What is being asked → Identify each line in the records below that contains the word "二级行业", and copy it.

Material provided →
** Start **
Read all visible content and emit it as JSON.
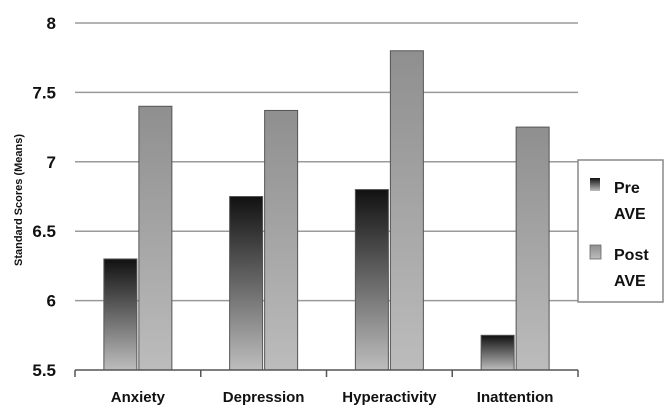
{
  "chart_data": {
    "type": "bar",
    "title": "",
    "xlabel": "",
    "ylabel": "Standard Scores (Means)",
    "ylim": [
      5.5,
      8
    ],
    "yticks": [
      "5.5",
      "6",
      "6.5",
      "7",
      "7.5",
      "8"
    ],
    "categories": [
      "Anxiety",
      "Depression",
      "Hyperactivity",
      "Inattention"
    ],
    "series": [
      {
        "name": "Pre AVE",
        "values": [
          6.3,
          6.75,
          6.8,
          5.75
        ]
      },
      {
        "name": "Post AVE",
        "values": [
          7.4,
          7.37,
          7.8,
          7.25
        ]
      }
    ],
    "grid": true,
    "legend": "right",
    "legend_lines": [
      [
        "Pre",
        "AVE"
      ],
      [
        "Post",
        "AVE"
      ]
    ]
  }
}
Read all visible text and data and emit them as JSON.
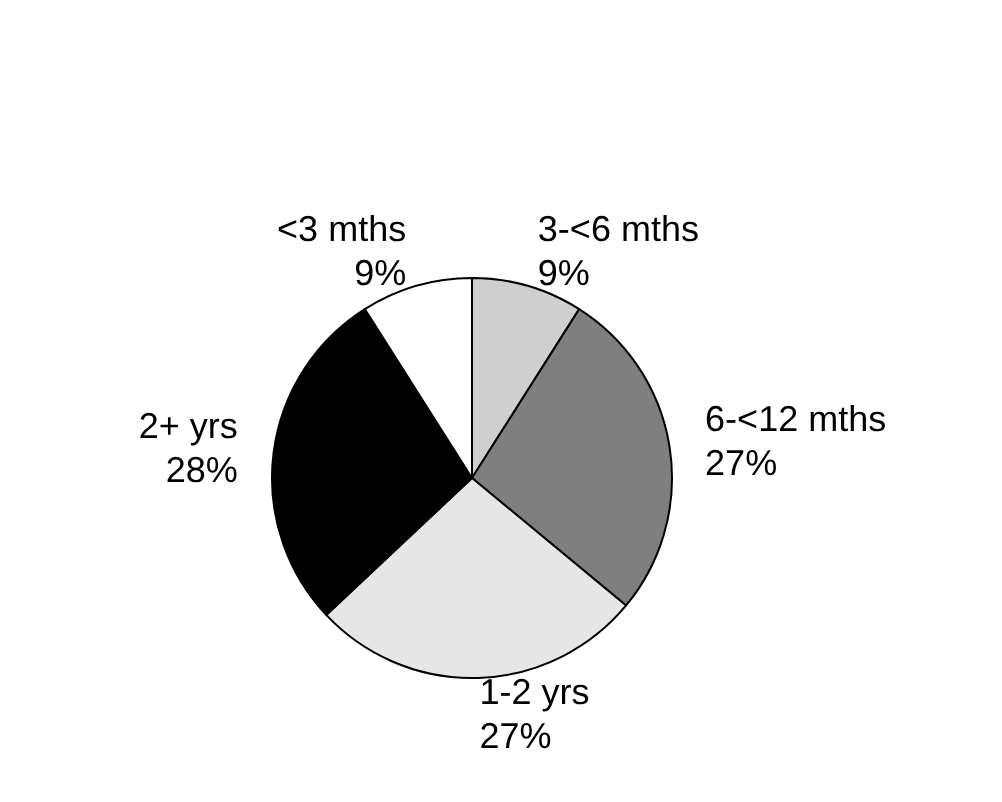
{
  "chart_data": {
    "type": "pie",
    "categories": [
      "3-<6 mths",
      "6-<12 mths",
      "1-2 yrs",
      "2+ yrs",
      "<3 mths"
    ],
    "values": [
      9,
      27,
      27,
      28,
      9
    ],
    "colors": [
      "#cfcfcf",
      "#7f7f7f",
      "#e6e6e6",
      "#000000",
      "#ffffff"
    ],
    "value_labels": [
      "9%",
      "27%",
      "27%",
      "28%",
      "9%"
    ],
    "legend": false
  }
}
** End **
** Start **
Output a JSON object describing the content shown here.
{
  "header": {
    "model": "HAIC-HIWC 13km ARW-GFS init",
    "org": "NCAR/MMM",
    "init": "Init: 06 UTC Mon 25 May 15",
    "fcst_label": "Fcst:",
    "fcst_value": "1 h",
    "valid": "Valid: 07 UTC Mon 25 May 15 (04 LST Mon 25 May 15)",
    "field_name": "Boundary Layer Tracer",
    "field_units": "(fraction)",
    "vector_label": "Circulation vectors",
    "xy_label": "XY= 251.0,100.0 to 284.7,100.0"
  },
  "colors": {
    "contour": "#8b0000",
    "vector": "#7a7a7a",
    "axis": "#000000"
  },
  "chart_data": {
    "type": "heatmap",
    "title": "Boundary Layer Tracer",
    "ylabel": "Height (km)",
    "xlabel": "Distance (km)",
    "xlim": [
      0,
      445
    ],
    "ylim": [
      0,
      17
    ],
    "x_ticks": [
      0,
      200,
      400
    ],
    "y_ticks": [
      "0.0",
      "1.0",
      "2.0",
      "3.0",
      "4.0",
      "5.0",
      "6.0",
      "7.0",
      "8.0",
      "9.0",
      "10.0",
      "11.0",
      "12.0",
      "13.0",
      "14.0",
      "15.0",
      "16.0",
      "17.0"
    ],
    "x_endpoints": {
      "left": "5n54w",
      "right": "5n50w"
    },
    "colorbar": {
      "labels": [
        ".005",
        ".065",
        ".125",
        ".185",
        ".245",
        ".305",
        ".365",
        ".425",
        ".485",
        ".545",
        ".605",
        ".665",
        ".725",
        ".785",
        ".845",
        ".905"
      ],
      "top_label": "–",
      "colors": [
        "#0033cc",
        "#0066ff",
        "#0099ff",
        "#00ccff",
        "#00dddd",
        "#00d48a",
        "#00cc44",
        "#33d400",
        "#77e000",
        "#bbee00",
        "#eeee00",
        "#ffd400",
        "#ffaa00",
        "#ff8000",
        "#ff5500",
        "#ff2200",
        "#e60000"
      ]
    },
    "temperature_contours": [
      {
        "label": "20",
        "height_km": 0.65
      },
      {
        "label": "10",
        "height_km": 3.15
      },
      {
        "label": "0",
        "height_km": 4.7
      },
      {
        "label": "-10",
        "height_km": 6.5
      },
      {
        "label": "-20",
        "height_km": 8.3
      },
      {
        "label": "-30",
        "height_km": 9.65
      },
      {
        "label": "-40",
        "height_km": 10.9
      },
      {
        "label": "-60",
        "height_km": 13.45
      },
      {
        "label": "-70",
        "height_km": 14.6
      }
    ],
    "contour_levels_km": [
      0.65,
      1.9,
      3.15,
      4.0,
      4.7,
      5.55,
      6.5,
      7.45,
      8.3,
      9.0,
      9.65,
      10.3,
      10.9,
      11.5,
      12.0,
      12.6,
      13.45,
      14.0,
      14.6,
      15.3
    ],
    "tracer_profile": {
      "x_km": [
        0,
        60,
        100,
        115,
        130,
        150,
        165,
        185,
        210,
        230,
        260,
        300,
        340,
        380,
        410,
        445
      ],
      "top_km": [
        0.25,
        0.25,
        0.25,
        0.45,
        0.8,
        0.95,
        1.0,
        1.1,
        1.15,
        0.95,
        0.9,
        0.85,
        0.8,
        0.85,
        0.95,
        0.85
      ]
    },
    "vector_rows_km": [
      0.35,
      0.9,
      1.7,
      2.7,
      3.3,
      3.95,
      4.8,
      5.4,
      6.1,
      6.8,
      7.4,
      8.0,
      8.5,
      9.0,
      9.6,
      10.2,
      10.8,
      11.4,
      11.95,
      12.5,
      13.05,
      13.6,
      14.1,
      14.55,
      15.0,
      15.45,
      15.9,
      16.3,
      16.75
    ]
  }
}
** End **
** Start **
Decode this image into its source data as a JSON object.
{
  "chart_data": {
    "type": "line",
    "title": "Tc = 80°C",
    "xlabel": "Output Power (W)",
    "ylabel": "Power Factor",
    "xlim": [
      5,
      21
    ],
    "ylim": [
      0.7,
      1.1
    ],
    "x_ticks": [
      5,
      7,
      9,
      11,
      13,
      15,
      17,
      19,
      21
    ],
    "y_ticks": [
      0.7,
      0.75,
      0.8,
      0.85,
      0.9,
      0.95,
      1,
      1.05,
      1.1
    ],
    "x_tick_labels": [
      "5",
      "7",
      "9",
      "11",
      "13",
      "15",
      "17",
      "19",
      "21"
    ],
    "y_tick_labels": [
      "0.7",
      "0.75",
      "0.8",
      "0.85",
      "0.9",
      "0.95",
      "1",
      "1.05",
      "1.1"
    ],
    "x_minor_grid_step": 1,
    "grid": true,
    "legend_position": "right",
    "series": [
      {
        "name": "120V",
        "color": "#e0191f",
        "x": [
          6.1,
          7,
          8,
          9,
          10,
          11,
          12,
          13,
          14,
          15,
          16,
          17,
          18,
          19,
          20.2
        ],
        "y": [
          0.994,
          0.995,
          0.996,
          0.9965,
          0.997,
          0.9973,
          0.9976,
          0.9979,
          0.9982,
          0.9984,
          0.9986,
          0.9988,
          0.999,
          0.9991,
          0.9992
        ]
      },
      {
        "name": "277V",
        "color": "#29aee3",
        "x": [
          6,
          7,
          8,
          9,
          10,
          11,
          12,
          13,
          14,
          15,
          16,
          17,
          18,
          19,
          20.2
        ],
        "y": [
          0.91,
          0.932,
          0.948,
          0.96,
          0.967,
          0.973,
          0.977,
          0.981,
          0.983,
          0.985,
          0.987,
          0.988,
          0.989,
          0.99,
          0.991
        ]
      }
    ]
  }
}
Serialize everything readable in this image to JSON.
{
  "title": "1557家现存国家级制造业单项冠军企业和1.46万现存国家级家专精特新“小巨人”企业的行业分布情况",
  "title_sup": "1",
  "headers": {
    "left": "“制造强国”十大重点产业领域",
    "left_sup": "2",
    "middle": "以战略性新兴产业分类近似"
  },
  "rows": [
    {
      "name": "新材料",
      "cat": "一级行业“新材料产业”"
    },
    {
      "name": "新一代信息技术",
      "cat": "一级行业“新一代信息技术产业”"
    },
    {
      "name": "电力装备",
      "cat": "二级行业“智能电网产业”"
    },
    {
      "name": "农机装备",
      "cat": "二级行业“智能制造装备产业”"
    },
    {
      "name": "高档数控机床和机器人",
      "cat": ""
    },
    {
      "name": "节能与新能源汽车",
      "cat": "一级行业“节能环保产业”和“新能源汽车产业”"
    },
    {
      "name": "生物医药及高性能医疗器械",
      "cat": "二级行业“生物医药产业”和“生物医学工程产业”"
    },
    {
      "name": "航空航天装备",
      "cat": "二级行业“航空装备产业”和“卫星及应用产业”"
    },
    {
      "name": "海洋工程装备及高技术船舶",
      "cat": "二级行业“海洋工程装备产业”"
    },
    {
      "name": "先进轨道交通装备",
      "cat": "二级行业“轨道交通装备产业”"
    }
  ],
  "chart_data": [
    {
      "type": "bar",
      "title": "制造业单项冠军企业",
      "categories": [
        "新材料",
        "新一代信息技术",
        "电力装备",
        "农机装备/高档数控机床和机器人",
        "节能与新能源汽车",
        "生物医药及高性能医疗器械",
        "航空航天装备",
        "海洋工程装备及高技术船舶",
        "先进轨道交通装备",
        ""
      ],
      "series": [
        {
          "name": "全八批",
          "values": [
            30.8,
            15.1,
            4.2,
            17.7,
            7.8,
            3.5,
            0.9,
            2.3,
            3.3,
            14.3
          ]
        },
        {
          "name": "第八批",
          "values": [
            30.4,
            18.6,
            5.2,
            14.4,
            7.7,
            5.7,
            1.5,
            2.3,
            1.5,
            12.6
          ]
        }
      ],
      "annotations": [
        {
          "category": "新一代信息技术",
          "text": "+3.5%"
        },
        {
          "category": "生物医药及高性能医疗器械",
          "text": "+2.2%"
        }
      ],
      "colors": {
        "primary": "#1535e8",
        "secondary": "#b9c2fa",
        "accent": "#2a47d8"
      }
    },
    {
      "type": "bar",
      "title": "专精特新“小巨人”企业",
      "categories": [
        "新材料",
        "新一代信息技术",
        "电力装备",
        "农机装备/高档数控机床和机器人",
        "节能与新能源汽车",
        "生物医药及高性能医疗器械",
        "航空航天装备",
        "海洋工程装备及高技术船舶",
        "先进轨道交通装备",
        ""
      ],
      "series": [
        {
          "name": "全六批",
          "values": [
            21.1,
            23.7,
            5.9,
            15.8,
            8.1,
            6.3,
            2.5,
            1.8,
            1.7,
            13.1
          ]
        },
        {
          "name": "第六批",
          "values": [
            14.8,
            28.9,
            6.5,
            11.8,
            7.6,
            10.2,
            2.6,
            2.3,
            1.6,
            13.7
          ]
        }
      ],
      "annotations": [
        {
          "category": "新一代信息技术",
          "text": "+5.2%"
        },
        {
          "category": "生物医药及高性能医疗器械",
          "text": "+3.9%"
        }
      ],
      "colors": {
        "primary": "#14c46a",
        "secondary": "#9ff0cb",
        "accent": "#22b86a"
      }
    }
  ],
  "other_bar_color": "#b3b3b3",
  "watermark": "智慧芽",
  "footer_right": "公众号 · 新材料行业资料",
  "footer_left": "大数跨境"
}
** End **
Full solution →
      "cat": "二级行业“智能电网产业”"
      "cat": "二级行业“智能制造装备产业”"
      "cat": "二级行业“生物医药产业”和“生物医学工程产业”"
      "cat": "二级行业“航空装备产业”和“卫星及应用产业”"
      "cat": "二级行业“海洋工程装备产业”"
      "cat": "二级行业“轨道交通装备产业”"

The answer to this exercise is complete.